- _Material_:
[start]

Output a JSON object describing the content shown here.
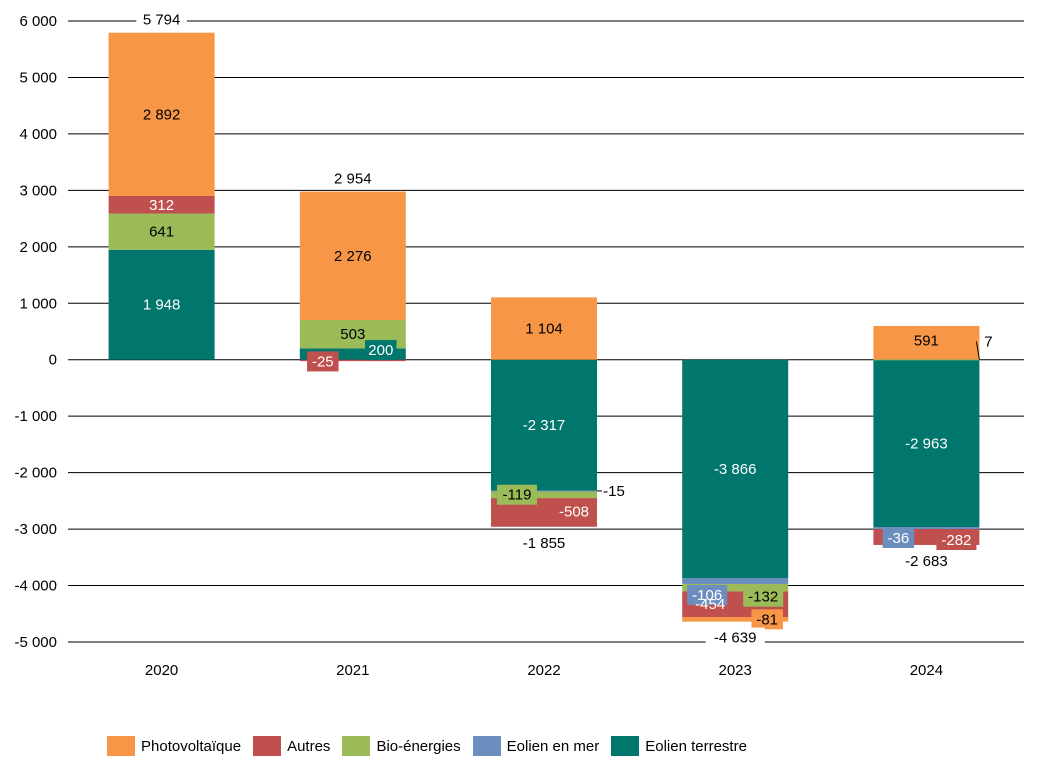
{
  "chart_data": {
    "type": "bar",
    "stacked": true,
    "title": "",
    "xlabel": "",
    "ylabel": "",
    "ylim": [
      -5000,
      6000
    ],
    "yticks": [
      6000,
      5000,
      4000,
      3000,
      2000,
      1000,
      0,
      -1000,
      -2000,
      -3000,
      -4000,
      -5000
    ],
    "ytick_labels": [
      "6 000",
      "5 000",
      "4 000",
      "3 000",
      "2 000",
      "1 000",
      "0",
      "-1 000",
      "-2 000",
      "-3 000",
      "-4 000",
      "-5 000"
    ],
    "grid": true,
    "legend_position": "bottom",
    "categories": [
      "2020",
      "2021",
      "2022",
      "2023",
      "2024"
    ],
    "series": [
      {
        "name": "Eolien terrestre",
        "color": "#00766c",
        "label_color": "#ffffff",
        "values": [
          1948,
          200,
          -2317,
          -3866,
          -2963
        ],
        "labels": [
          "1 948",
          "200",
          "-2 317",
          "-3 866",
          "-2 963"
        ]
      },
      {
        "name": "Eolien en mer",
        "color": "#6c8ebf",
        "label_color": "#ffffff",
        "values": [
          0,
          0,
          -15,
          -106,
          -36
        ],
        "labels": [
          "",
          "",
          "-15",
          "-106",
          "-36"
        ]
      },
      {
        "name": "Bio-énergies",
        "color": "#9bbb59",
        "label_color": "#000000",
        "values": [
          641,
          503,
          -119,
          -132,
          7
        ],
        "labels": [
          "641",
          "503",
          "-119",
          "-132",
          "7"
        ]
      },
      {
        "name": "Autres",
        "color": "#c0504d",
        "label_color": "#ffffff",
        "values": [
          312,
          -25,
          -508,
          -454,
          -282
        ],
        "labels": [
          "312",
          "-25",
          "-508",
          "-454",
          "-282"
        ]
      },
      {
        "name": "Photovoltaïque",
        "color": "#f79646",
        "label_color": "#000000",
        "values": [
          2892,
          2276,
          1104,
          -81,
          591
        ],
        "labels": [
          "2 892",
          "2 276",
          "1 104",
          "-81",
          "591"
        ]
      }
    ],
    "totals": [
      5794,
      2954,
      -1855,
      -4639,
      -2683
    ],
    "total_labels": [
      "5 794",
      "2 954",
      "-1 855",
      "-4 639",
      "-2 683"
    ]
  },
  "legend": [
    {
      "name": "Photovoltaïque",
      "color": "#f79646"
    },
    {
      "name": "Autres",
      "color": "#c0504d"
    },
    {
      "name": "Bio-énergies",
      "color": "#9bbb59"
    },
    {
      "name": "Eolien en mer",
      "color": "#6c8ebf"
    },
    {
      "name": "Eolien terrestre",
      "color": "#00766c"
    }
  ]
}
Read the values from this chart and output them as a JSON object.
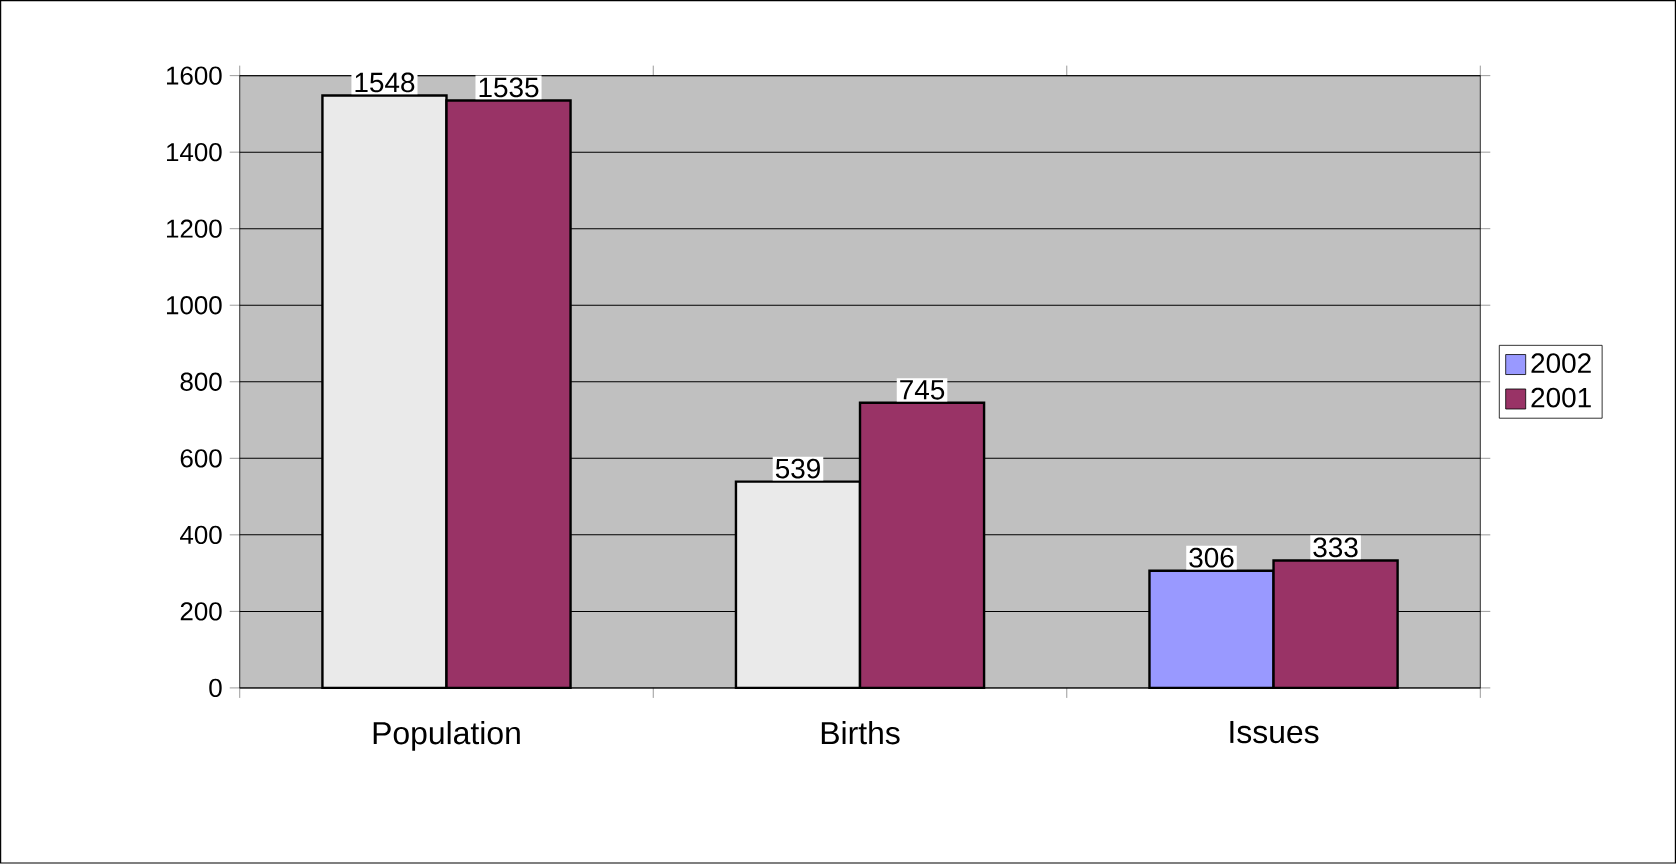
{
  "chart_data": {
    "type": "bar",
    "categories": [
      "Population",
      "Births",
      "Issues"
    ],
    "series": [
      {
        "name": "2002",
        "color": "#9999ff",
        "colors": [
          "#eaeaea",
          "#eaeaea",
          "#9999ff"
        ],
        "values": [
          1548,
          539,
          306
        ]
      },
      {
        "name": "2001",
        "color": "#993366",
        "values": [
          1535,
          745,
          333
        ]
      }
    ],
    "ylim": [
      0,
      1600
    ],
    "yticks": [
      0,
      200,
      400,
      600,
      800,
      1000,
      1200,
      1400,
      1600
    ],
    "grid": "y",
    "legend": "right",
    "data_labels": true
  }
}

[end]
[start]

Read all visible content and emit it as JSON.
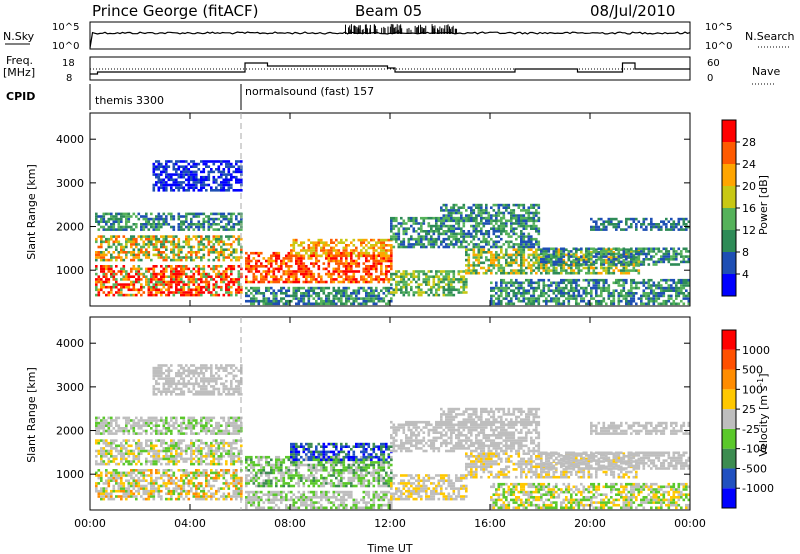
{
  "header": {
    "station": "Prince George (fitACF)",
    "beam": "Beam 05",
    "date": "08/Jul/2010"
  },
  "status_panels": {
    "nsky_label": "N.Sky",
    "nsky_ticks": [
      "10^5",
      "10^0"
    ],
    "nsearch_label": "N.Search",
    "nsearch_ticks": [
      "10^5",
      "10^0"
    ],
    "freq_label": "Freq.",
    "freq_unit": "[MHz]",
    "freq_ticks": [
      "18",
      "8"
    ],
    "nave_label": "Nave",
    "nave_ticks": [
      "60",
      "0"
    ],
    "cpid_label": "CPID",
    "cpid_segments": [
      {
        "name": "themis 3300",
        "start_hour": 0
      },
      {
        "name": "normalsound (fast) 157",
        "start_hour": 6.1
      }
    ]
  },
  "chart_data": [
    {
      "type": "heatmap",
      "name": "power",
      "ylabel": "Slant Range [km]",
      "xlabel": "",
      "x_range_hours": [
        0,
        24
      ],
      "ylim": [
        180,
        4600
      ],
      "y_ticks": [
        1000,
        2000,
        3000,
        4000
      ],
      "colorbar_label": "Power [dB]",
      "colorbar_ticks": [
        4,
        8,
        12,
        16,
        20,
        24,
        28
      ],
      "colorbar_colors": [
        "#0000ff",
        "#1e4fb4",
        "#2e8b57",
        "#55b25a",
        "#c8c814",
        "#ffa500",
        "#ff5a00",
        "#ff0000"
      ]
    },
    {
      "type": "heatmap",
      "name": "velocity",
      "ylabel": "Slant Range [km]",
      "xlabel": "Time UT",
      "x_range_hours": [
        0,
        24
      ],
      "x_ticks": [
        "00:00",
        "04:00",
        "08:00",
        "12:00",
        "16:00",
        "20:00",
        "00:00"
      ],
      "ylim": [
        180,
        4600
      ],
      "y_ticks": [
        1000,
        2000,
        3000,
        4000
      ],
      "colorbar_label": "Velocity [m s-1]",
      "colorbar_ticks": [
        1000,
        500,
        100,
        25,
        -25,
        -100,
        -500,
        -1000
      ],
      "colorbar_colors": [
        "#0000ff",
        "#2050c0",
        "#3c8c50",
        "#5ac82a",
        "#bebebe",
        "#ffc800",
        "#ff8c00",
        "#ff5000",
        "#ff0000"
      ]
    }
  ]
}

[end]

- _Problem requirements_:
Return only the number of lines in the data that contain "object".

- _Problem solution_:
2